They announced a new character for Smash Bros.


----------



## Teal (Jun 11, 2013)

SirRob said:


> They announced a new character for Smash Bros.


 The hell?


----------



## SirRob (Jun 11, 2013)

Teal said:


> The hell?


People said they wanted more females in Smash Bros. 

So!


----------



## Teal (Jun 11, 2013)

SirRob said:


> People said they wanted more females in Smash Bros.
> 
> So!


 A bizarre choice.


----------



## Falaffel (Jun 11, 2013)

Wii fit trainer...?
pfffft ahahahahahaha....

Wait what? This is real?


----------



## SirRob (Jun 11, 2013)

Teal said:


> A bizarre choice.


But everyone was requesting her!


----------



## TrishaCat (Jun 11, 2013)

THEY PUT WII FIT TRAINER IN SMASH.
REALLY? REALLY?
If this is the attempt to put females in Smash, I have suggestions.
Krystal (Star Fox)
Rosalina (Mario)
Princess Erika (Fire Emblem)


----------



## Teal (Jun 11, 2013)

SirRob said:


> But everyone was requesting her!


 ......Is this a joke or something?


----------



## Teal (Jun 11, 2013)

Battlechili1 said:


> THEY PUT WII FIT TRAINER IN SMASH.
> REALLY? REALLY?
> If this is the attempt to put females in Smash, I have suggestions.
> Krystal (Star Fox)
> ...


 What about the female pokemon trainers?


----------



## Seekrit (Jun 11, 2013)

Nintendo: not giving a fuck since 1889.


----------



## Imperial Impact (Jun 11, 2013)

SirRob said:


> They announced a new character for Smash Bros.


----------



## Falaffel (Jun 11, 2013)

secretfur said:


> Nintendo: not giving a fuck since 1889.


But we still love them!

And always end up like this :c


----------



## Seekrit (Jun 11, 2013)

» Information supplied

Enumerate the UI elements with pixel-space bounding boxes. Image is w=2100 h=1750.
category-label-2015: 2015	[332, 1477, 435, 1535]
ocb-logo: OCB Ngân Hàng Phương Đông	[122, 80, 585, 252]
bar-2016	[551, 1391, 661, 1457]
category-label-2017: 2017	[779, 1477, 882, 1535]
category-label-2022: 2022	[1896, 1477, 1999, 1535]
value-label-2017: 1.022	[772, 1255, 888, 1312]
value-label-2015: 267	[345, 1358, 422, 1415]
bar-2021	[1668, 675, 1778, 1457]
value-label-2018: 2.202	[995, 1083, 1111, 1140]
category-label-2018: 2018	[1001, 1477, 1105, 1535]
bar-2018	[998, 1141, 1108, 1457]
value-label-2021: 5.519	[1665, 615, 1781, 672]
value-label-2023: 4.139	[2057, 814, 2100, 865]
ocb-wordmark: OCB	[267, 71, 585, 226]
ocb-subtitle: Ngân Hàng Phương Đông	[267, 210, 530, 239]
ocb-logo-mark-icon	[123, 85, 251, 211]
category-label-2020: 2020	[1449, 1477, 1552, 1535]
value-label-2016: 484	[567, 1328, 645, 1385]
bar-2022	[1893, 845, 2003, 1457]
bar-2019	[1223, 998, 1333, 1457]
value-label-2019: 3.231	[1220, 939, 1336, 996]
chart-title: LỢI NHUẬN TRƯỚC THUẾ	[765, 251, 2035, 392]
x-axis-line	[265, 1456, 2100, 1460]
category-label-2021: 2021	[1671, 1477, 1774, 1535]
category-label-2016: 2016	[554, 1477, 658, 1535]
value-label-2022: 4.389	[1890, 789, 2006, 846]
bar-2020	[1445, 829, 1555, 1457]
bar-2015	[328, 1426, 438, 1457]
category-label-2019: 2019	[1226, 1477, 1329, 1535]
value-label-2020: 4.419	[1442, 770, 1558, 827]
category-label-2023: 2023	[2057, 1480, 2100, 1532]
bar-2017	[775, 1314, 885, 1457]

» Action item
In the Smash Bros. thread, which three characters does TrishaCat suggest for putting more females in Smash?

» Reply
Krystal (Star Fox), Rosalina (Mario), and Princess Erika (Fire Emblem).